**OBJECTIVE:** Restate the complete material exactly.

Data listing
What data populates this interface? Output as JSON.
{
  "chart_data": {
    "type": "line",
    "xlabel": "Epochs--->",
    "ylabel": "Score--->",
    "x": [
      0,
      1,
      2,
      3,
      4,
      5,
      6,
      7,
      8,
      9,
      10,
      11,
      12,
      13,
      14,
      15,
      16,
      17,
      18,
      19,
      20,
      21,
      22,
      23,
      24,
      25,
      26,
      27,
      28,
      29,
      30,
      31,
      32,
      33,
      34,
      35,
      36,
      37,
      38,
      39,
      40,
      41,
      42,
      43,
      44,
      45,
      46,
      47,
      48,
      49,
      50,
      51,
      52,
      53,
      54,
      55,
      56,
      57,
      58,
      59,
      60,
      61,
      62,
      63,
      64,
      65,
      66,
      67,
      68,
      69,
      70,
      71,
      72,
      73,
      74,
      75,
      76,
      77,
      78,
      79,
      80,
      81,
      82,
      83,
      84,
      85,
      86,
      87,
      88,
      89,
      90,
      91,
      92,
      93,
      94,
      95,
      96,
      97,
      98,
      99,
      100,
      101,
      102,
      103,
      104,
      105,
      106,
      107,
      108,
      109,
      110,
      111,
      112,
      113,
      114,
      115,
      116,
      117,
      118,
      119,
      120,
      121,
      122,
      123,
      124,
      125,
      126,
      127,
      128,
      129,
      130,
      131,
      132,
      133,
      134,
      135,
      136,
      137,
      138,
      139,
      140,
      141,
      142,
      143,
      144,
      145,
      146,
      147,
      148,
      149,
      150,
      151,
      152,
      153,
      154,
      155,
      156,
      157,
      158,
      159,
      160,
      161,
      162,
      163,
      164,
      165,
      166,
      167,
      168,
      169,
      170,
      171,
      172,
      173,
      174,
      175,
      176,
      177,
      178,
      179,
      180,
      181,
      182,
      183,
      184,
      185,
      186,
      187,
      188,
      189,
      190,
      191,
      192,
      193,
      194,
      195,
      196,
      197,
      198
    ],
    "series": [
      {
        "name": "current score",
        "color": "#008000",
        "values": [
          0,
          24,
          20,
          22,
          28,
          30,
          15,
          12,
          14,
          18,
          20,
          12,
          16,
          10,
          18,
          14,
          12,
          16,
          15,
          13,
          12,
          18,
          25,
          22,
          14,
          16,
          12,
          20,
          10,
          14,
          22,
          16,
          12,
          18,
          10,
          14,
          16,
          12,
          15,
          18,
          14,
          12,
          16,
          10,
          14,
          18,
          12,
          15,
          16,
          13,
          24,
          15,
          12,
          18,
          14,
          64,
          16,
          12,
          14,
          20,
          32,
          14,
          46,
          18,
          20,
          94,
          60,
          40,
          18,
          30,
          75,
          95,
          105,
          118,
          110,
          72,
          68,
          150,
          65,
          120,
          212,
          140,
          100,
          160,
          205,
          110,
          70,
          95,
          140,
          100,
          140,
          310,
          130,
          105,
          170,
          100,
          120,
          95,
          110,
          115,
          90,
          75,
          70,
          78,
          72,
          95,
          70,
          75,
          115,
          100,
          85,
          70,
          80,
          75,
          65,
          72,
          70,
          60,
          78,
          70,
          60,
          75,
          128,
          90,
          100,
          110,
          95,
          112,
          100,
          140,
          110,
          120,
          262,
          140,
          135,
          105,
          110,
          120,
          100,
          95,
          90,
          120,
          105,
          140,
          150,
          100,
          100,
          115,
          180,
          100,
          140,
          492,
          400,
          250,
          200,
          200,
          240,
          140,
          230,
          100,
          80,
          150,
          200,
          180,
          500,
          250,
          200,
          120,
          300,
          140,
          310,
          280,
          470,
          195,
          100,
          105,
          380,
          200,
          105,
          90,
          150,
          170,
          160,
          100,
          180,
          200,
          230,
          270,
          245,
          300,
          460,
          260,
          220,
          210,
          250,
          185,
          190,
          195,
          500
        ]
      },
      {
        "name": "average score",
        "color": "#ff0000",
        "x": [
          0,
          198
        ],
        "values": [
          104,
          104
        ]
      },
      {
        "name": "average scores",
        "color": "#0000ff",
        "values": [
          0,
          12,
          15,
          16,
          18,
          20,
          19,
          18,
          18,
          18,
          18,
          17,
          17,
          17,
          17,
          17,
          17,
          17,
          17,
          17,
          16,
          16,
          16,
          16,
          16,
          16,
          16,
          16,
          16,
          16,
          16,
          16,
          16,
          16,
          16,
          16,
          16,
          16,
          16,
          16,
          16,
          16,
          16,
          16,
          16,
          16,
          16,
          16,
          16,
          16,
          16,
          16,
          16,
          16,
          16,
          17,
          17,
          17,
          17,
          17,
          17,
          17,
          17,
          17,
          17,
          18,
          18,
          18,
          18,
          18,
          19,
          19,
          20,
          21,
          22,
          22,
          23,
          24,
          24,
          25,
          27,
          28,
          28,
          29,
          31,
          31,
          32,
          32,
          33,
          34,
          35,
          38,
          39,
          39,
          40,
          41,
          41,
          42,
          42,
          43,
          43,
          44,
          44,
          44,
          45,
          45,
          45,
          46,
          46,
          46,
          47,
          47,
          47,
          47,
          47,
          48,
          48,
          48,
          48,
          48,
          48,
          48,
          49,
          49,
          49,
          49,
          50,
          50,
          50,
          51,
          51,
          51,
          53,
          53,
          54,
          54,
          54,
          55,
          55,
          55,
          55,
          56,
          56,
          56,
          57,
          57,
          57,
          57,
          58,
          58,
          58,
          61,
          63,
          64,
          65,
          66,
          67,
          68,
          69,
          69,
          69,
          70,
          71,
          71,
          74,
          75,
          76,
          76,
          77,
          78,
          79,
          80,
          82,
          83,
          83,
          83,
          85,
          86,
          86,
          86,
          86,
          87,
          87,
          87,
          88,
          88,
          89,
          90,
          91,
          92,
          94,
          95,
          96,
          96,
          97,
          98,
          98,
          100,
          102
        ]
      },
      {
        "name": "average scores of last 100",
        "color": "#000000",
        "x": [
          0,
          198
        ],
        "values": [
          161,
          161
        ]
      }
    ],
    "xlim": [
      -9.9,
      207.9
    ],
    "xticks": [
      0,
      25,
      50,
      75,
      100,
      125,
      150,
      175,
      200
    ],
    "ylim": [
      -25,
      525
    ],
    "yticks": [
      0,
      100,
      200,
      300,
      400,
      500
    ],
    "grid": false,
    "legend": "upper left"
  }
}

**SOLUTION:**
What data populates this interface? Output as JSON.
{
  "chart_data": {
    "type": "line",
    "xlabel": "Epochs--->",
    "ylabel": "Score--->",
    "x": [
      0,
      1,
      2,
      3,
      4,
      5,
      6,
      7,
      8,
      9,
      10,
      11,
      12,
      13,
      14,
      15,
      16,
      17,
      18,
      19,
      20,
      21,
      22,
      23,
      24,
      25,
      26,
      27,
      28,
      29,
      30,
      31,
      32,
      33,
      34,
      35,
      36,
      37,
      38,
      39,
      40,
      41,
      42,
      43,
      44,
      45,
      46,
      47,
      48,
      49,
      50,
      51,
      52,
      53,
      54,
      55,
      56,
      57,
      58,
      59,
      60,
      61,
      62,
      63,
      64,
      65,
      66,
      67,
      68,
      69,
      70,
      71,
      72,
      73,
      74,
      75,
      76,
      77,
      78,
      79,
      80,
      81,
      82,
      83,
      84,
      85,
      86,
      87,
      88,
      89,
      90,
      91,
      92,
      93,
      94,
      95,
      96,
      97,
      98,
      99,
      100,
      101,
      102,
      103,
      104,
      105,
      106,
      107,
      108,
      109,
      110,
      111,
      112,
      113,
      114,
      115,
      116,
      117,
      118,
      119,
      120,
      121,
      122,
      123,
      124,
      125,
      126,
      127,
      128,
      129,
      130,
      131,
      132,
      133,
      134,
      135,
      136,
      137,
      138,
      139,
      140,
      141,
      142,
      143,
      144,
      145,
      146,
      147,
      148,
      149,
      150,
      151,
      152,
      153,
      154,
      155,
      156,
      157,
      158,
      159,
      160,
      161,
      162,
      163,
      164,
      165,
      166,
      167,
      168,
      169,
      170,
      171,
      172,
      173,
      174,
      175,
      176,
      177,
      178,
      179,
      180,
      181,
      182,
      183,
      184,
      185,
      186,
      187,
      188,
      189,
      190,
      191,
      192,
      193,
      194,
      195,
      196,
      197,
      198
    ],
    "series": [
      {
        "name": "current score",
        "color": "#008000",
        "values": [
          0,
          24,
          20,
          22,
          28,
          30,
          15,
          12,
          14,
          18,
          20,
          12,
          16,
          10,
          18,
          14,
          12,
          16,
          15,
          13,
          12,
          18,
          25,
          22,
          14,
          16,
          12,
          20,
          10,
          14,
          22,
          16,
          12,
          18,
          10,
          14,
          16,
          12,
          15,
          18,
          14,
          12,
          16,
          10,
          14,
          18,
          12,
          15,
          16,
          13,
          24,
          15,
          12,
          18,
          14,
          64,
          16,
          12,
          14,
          20,
          32,
          14,
          46,
          18,
          20,
          94,
          60,
          40,
          18,
          30,
          75,
          95,
          105,
          118,
          110,
          72,
          68,
          150,
          65,
          120,
          212,
          140,
          100,
          160,
          205,
          110,
          70,
          95,
          140,
          100,
          140,
          310,
          130,
          105,
          170,
          100,
          120,
          95,
          110,
          115,
          90,
          75,
          70,
          78,
          72,
          95,
          70,
          75,
          115,
          100,
          85,
          70,
          80,
          75,
          65,
          72,
          70,
          60,
          78,
          70,
          60,
          75,
          128,
          90,
          100,
          110,
          95,
          112,
          100,
          140,
          110,
          120,
          262,
          140,
          135,
          105,
          110,
          120,
          100,
          95,
          90,
          120,
          105,
          140,
          150,
          100,
          100,
          115,
          180,
          100,
          140,
          492,
          400,
          250,
          200,
          200,
          240,
          140,
          230,
          100,
          80,
          150,
          200,
          180,
          500,
          250,
          200,
          120,
          300,
          140,
          310,
          280,
          470,
          195,
          100,
          105,
          380,
          200,
          105,
          90,
          150,
          170,
          160,
          100,
          180,
          200,
          230,
          270,
          245,
          300,
          460,
          260,
          220,
          210,
          250,
          185,
          190,
          195,
          500
        ]
      },
      {
        "name": "average score",
        "color": "#ff0000",
        "x": [
          0,
          198
        ],
        "values": [
          104,
          104
        ]
      },
      {
        "name": "average scores",
        "color": "#0000ff",
        "values": [
          0,
          12,
          15,
          16,
          18,
          20,
          19,
          18,
          18,
          18,
          18,
          17,
          17,
          17,
          17,
          17,
          17,
          17,
          17,
          17,
          16,
          16,
          16,
          16,
          16,
          16,
          16,
          16,
          16,
          16,
          16,
          16,
          16,
          16,
          16,
          16,
          16,
          16,
          16,
          16,
          16,
          16,
          16,
          16,
          16,
          16,
          16,
          16,
          16,
          16,
          16,
          16,
          16,
          16,
          16,
          17,
          17,
          17,
          17,
          17,
          17,
          17,
          17,
          17,
          17,
          18,
          18,
          18,
          18,
          18,
          19,
          19,
          20,
          21,
          22,
          22,
          23,
          24,
          24,
          25,
          27,
          28,
          28,
          29,
          31,
          31,
          32,
          32,
          33,
          34,
          35,
          38,
          39,
          39,
          40,
          41,
          41,
          42,
          42,
          43,
          43,
          44,
          44,
          44,
          45,
          45,
          45,
          46,
          46,
          46,
          47,
          47,
          47,
          47,
          47,
          48,
          48,
          48,
          48,
          48,
          48,
          48,
          49,
          49,
          49,
          49,
          50,
          50,
          50,
          51,
          51,
          51,
          53,
          53,
          54,
          54,
          54,
          55,
          55,
          55,
          55,
          56,
          56,
          56,
          57,
          57,
          57,
          57,
          58,
          58,
          58,
          61,
          63,
          64,
          65,
          66,
          67,
          68,
          69,
          69,
          69,
          70,
          71,
          71,
          74,
          75,
          76,
          76,
          77,
          78,
          79,
          80,
          82,
          83,
          83,
          83,
          85,
          86,
          86,
          86,
          86,
          87,
          87,
          87,
          88,
          88,
          89,
          90,
          91,
          92,
          94,
          95,
          96,
          96,
          97,
          98,
          98,
          100,
          102
        ]
      },
      {
        "name": "average scores of last 100",
        "color": "#000000",
        "x": [
          0,
          198
        ],
        "values": [
          161,
          161
        ]
      }
    ],
    "xlim": [
      -9.9,
      207.9
    ],
    "xticks": [
      0,
      25,
      50,
      75,
      100,
      125,
      150,
      175,
      200
    ],
    "ylim": [
      -25,
      525
    ],
    "yticks": [
      0,
      100,
      200,
      300,
      400,
      500
    ],
    "grid": false,
    "legend": "upper left"
  }
}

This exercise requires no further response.